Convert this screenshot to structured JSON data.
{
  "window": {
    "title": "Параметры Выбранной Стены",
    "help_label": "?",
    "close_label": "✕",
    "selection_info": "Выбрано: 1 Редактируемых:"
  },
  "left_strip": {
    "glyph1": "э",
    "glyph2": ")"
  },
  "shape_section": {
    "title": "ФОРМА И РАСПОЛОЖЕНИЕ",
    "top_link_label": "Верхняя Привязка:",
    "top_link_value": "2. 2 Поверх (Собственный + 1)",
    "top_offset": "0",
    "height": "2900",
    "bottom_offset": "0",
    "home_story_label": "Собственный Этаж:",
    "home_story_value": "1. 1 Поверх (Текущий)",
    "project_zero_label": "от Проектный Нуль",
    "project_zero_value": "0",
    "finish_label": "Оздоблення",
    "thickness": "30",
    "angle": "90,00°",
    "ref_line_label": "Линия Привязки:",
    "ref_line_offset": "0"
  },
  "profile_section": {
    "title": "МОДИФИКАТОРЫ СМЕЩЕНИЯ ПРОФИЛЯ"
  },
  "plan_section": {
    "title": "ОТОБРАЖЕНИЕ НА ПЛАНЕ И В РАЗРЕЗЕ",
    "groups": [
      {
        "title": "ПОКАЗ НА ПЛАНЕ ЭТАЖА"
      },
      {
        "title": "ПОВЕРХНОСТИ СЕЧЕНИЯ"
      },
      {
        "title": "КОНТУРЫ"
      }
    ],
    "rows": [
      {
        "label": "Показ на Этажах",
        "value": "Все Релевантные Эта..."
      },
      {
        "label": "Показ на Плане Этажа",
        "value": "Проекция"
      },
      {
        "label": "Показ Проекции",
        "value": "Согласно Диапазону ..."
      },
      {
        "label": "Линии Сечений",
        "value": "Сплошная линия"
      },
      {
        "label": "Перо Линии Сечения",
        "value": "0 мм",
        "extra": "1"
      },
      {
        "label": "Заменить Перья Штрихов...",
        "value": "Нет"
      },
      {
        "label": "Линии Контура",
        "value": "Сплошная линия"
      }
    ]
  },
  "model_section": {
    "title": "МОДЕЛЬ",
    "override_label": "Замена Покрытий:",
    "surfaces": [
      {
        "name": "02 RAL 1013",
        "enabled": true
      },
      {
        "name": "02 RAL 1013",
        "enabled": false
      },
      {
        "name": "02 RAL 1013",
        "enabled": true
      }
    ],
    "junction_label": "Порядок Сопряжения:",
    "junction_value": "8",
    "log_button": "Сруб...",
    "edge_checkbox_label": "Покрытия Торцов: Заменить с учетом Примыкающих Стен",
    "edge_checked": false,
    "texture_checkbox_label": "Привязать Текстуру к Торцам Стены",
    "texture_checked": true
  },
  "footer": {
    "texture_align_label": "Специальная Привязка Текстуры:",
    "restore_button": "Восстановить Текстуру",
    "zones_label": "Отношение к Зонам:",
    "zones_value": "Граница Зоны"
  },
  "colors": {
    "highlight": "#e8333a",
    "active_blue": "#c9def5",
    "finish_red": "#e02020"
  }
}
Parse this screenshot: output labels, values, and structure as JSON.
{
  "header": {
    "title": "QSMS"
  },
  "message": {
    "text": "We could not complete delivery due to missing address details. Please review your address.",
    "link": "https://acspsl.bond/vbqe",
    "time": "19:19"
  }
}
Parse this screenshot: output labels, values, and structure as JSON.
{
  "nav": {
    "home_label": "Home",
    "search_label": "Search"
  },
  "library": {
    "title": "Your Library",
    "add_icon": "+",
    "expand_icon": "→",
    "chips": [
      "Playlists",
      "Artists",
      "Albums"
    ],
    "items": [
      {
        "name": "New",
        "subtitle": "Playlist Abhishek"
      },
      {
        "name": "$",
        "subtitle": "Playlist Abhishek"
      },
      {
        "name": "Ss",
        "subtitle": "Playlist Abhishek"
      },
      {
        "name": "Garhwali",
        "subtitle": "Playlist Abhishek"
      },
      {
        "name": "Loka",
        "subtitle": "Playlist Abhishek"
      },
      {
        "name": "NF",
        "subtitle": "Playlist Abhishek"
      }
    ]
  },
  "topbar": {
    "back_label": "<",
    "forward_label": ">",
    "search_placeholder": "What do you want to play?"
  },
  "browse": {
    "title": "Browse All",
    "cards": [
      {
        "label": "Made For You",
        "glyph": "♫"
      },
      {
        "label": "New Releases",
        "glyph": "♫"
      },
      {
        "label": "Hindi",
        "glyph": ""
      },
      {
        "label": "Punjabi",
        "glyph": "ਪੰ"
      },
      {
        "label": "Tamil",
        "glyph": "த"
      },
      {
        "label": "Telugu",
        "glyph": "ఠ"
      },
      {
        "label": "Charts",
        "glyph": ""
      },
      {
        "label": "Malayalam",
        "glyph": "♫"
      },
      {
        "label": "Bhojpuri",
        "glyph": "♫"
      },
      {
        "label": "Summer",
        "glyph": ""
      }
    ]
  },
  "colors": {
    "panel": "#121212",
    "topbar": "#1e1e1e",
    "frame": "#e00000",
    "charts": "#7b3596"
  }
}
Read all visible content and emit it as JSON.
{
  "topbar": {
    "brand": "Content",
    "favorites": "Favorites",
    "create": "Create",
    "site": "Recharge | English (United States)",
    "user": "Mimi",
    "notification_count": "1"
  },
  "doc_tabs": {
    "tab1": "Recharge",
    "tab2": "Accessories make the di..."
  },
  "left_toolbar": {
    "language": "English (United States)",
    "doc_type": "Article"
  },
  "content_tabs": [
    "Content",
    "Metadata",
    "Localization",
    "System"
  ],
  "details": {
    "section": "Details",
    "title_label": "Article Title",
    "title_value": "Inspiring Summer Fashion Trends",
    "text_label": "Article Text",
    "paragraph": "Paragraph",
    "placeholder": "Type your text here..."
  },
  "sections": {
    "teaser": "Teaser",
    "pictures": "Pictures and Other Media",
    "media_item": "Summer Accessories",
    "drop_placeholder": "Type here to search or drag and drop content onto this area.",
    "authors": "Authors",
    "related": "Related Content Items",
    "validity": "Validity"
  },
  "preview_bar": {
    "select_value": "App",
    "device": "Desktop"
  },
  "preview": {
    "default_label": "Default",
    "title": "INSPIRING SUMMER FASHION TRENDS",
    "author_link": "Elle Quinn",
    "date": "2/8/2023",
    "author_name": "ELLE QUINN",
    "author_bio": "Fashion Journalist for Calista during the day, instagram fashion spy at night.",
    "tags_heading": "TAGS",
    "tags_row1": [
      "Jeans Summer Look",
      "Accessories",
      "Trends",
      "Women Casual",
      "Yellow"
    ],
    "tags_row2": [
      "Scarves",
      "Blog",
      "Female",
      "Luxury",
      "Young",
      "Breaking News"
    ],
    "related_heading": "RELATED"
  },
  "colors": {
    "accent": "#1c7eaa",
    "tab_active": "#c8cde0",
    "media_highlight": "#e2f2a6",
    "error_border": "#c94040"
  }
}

=-=-=-=-=

What the exercise asks —
Gather all lines where the word "Article" appears.

Complete output —
    "doc_type": "Article"
    "title_label": "Article Title",
    "text_label": "Article Text",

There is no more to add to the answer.